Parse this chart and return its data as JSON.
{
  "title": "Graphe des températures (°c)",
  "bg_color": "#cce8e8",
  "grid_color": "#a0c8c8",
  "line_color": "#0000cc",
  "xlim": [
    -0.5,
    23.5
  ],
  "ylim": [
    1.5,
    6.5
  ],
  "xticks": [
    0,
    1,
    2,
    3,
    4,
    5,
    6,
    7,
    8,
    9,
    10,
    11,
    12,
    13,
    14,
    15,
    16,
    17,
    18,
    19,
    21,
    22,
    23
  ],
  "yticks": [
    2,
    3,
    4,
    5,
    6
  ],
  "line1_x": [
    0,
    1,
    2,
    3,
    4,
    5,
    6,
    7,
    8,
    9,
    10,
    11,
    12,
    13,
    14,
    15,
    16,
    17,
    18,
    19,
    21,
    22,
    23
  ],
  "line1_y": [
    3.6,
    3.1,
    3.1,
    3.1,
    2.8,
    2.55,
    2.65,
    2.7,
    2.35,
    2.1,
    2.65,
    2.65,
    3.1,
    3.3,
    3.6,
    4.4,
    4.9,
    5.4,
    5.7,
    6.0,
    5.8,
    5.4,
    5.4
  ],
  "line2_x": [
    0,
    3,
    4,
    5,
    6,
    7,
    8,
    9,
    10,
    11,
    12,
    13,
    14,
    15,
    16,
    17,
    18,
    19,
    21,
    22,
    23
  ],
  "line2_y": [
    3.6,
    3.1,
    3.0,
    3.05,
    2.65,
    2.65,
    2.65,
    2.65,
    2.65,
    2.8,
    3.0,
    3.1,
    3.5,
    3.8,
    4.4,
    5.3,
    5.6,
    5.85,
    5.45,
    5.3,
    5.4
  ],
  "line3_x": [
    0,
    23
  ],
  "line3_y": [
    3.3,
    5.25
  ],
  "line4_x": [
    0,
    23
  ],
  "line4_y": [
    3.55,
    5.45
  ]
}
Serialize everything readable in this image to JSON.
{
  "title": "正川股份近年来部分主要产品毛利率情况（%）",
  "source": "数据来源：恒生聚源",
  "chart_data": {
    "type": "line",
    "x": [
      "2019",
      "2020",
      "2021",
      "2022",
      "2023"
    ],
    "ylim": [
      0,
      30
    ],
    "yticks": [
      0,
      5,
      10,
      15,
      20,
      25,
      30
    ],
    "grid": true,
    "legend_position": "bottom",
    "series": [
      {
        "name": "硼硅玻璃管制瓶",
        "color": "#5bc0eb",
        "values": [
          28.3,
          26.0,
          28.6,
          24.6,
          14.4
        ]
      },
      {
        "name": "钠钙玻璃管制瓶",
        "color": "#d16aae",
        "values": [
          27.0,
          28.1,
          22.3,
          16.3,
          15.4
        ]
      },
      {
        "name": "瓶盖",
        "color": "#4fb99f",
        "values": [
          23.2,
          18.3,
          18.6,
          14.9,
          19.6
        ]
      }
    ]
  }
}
----------
INSTRUCTIONS TO FOLLOW: The full set of records should be duplicated exactly.

WRITTEN SOLUTION:
Parse this chart and return its data as JSON.
{
  "title": "Graphe des températures (°c)",
  "bg_color": "#cce8e8",
  "grid_color": "#a0c8c8",
  "line_color": "#0000cc",
  "xlim": [
    -0.5,
    23.5
  ],
  "ylim": [
    1.5,
    6.5
  ],
  "xticks": [
    0,
    1,
    2,
    3,
    4,
    5,
    6,
    7,
    8,
    9,
    10,
    11,
    12,
    13,
    14,
    15,
    16,
    17,
    18,
    19,
    21,
    22,
    23
  ],
  "yticks": [
    2,
    3,
    4,
    5,
    6
  ],
  "line1_x": [
    0,
    1,
    2,
    3,
    4,
    5,
    6,
    7,
    8,
    9,
    10,
    11,
    12,
    13,
    14,
    15,
    16,
    17,
    18,
    19,
    21,
    22,
    23
  ],
  "line1_y": [
    3.6,
    3.1,
    3.1,
    3.1,
    2.8,
    2.55,
    2.65,
    2.7,
    2.35,
    2.1,
    2.65,
    2.65,
    3.1,
    3.3,
    3.6,
    4.4,
    4.9,
    5.4,
    5.7,
    6.0,
    5.8,
    5.4,
    5.4
  ],
  "line2_x": [
    0,
    3,
    4,
    5,
    6,
    7,
    8,
    9,
    10,
    11,
    12,
    13,
    14,
    15,
    16,
    17,
    18,
    19,
    21,
    22,
    23
  ],
  "line2_y": [
    3.6,
    3.1,
    3.0,
    3.05,
    2.65,
    2.65,
    2.65,
    2.65,
    2.65,
    2.8,
    3.0,
    3.1,
    3.5,
    3.8,
    4.4,
    5.3,
    5.6,
    5.85,
    5.45,
    5.3,
    5.4
  ],
  "line3_x": [
    0,
    23
  ],
  "line3_y": [
    3.3,
    5.25
  ],
  "line4_x": [
    0,
    23
  ],
  "line4_y": [
    3.55,
    5.45
  ]
}
Serialize everything readable in this image to JSON.
{
  "title": "正川股份近年来部分主要产品毛利率情况（%）",
  "source": "数据来源：恒生聚源",
  "chart_data": {
    "type": "line",
    "x": [
      "2019",
      "2020",
      "2021",
      "2022",
      "2023"
    ],
    "ylim": [
      0,
      30
    ],
    "yticks": [
      0,
      5,
      10,
      15,
      20,
      25,
      30
    ],
    "grid": true,
    "legend_position": "bottom",
    "series": [
      {
        "name": "硼硅玻璃管制瓶",
        "color": "#5bc0eb",
        "values": [
          28.3,
          26.0,
          28.6,
          24.6,
          14.4
        ]
      },
      {
        "name": "钠钙玻璃管制瓶",
        "color": "#d16aae",
        "values": [
          27.0,
          28.1,
          22.3,
          16.3,
          15.4
        ]
      },
      {
        "name": "瓶盖",
        "color": "#4fb99f",
        "values": [
          23.2,
          18.3,
          18.6,
          14.9,
          19.6
        ]
      }
    ]
  }
}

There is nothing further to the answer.